GOAL: Copy the lines below word for word, without the pictures.
········
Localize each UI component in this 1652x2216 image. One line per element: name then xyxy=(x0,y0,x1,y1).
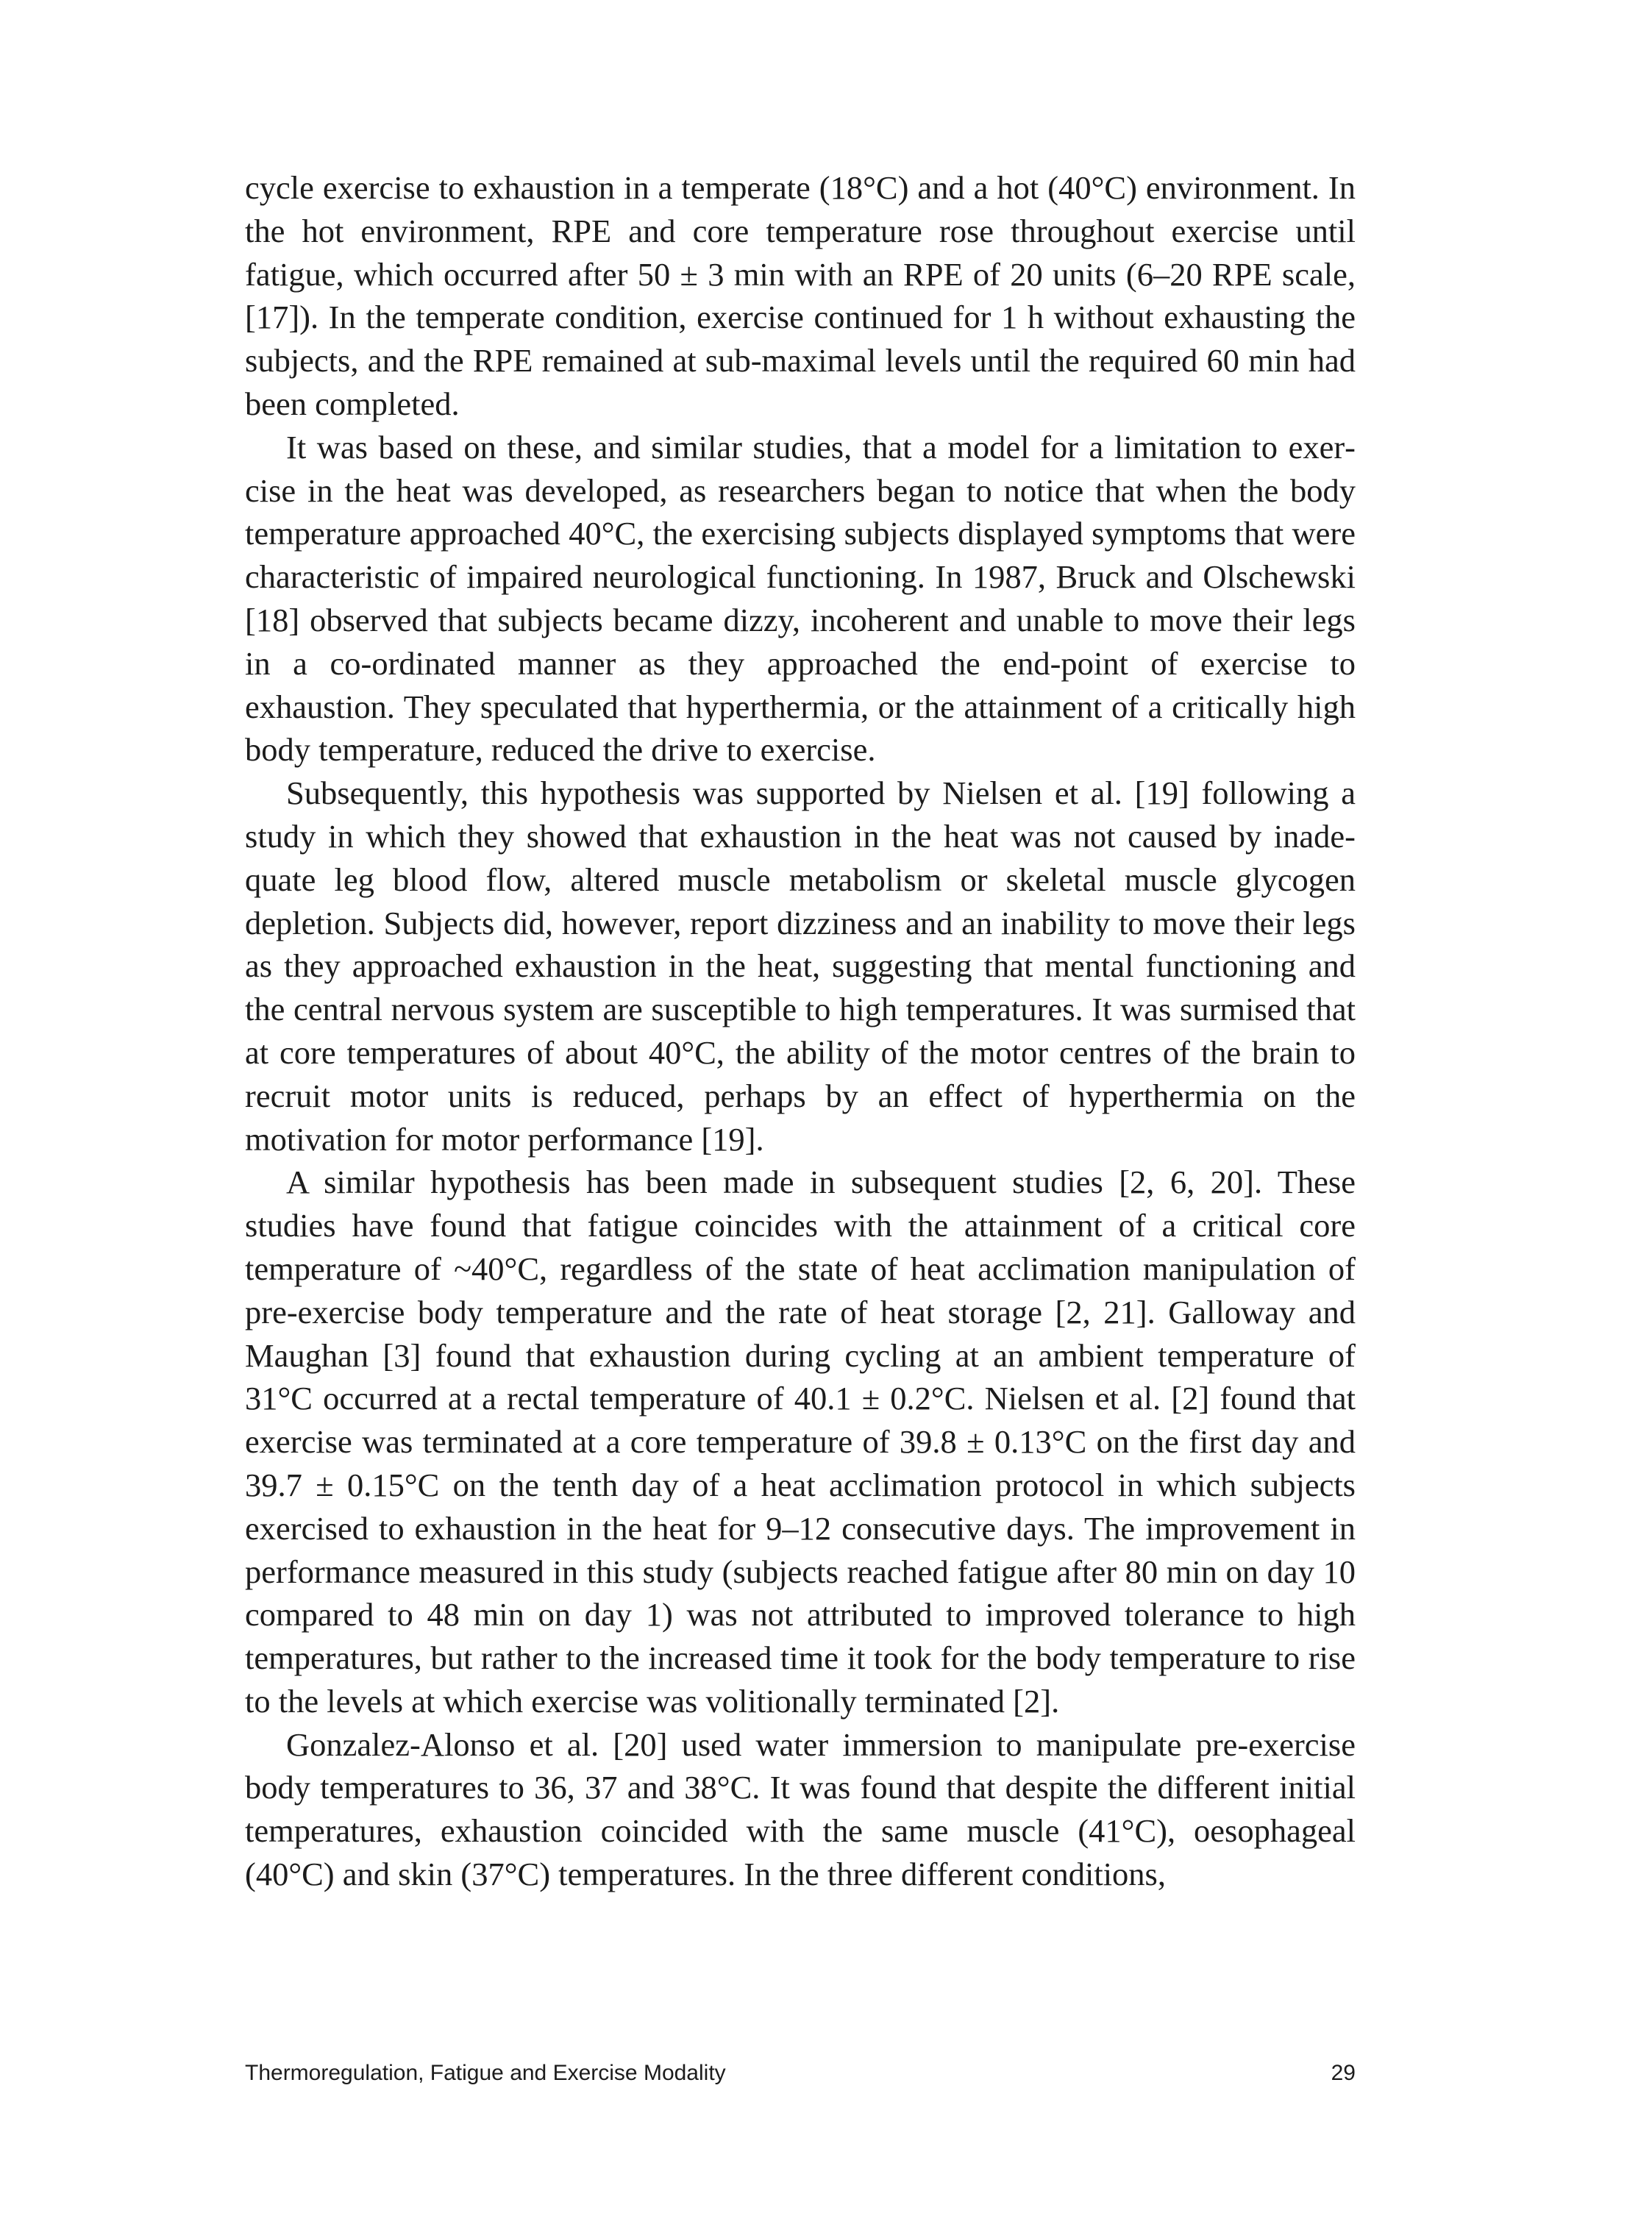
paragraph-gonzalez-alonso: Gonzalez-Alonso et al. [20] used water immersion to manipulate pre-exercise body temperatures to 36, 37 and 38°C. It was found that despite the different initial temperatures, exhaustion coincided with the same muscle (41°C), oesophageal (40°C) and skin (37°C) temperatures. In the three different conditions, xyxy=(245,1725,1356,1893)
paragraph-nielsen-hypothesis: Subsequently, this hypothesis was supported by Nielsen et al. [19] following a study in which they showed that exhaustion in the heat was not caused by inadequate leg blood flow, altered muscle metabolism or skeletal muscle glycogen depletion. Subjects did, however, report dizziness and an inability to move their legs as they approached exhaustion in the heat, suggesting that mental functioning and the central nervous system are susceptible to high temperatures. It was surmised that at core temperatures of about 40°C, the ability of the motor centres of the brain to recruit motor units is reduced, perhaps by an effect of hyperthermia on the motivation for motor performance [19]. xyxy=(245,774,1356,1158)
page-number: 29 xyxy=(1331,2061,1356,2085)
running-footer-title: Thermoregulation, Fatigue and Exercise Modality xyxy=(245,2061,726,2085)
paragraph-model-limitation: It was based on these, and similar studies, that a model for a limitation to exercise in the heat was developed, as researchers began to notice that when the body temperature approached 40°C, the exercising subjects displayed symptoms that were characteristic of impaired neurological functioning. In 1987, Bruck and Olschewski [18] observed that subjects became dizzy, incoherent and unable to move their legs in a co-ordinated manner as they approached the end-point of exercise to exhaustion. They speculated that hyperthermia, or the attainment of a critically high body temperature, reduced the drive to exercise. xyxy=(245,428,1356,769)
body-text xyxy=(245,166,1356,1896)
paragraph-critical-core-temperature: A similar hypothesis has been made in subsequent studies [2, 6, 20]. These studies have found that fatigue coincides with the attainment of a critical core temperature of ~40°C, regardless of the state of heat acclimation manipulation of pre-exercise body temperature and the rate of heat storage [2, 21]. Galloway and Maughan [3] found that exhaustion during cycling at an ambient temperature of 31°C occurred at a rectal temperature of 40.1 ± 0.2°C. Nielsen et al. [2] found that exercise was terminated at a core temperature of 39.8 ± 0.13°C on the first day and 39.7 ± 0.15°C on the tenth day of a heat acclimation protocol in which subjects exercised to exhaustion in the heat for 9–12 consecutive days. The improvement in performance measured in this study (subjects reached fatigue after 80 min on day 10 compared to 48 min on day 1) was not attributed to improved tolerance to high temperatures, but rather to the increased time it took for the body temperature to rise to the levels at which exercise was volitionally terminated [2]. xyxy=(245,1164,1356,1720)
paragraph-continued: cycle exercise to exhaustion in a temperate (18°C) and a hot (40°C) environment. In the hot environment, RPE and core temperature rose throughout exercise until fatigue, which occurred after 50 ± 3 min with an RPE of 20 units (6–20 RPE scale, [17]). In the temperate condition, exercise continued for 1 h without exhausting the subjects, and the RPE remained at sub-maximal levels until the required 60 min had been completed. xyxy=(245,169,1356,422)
········
REPLY TO THE TASK:
Localize each UI component in this 1652x2216 image. One line per element: name then xyxy=(x0,y0,x1,y1).
paragraph-gonzalez-alonso: Gonzalez-Alonso et al. [20] used water immersion to manipulate pre-exercise body temperatures to 36, 37 and 38°C. It was found that despite the different initial temperatures, exhaustion coincided with the same muscle (41°C), oesophageal (40°C) and skin (37°C) temperatures. In the three different conditions, xyxy=(245,1725,1356,1893)
paragraph-nielsen-hypothesis: Subsequently, this hypothesis was supported by Nielsen et al. [19] following a study in which they showed that exhaustion in the heat was not caused by inadequate leg blood flow, altered muscle metabolism or skeletal muscle glycogen depletion. Subjects did, however, report dizziness and an inability to move their legs as they approached exhaustion in the heat, suggesting that mental functioning and the central nervous system are susceptible to high temperatures. It was surmised that at core temperatures of about 40°C, the ability of the motor centres of the brain to recruit motor units is reduced, perhaps by an effect of hyperthermia on the motivation for motor performance [19]. xyxy=(245,774,1356,1158)
page-number: 29 xyxy=(1331,2061,1356,2085)
running-footer-title: Thermoregulation, Fatigue and Exercise Modality xyxy=(245,2061,726,2085)
paragraph-model-limitation: It was based on these, and similar studies, that a model for a limitation to exercise in the heat was developed, as researchers began to notice that when the body temperature approached 40°C, the exercising subjects displayed symptoms that were characteristic of impaired neurological functioning. In 1987, Bruck and Olschewski [18] observed that subjects became dizzy, incoherent and unable to move their legs in a co-ordinated manner as they approached the end-point of exercise to exhaustion. They speculated that hyperthermia, or the attainment of a critically high body temperature, reduced the drive to exercise. xyxy=(245,428,1356,769)
body-text xyxy=(245,166,1356,1896)
paragraph-critical-core-temperature: A similar hypothesis has been made in subsequent studies [2, 6, 20]. These studies have found that fatigue coincides with the attainment of a critical core temperature of ~40°C, regardless of the state of heat acclimation manipulation of pre-exercise body temperature and the rate of heat storage [2, 21]. Galloway and Maughan [3] found that exhaustion during cycling at an ambient temperature of 31°C occurred at a rectal temperature of 40.1 ± 0.2°C. Nielsen et al. [2] found that exercise was terminated at a core temperature of 39.8 ± 0.13°C on the first day and 39.7 ± 0.15°C on the tenth day of a heat acclimation protocol in which subjects exercised to exhaustion in the heat for 9–12 consecutive days. The improvement in performance measured in this study (subjects reached fatigue after 80 min on day 10 compared to 48 min on day 1) was not attributed to improved tolerance to high temperatures, but rather to the increased time it took for the body temperature to rise to the levels at which exercise was volitionally terminated [2]. xyxy=(245,1164,1356,1720)
paragraph-continued: cycle exercise to exhaustion in a temperate (18°C) and a hot (40°C) environment. In the hot environment, RPE and core temperature rose throughout exercise until fatigue, which occurred after 50 ± 3 min with an RPE of 20 units (6–20 RPE scale, [17]). In the temperate condition, exercise continued for 1 h without exhausting the subjects, and the RPE remained at sub-maximal levels until the required 60 min had been completed. xyxy=(245,169,1356,422)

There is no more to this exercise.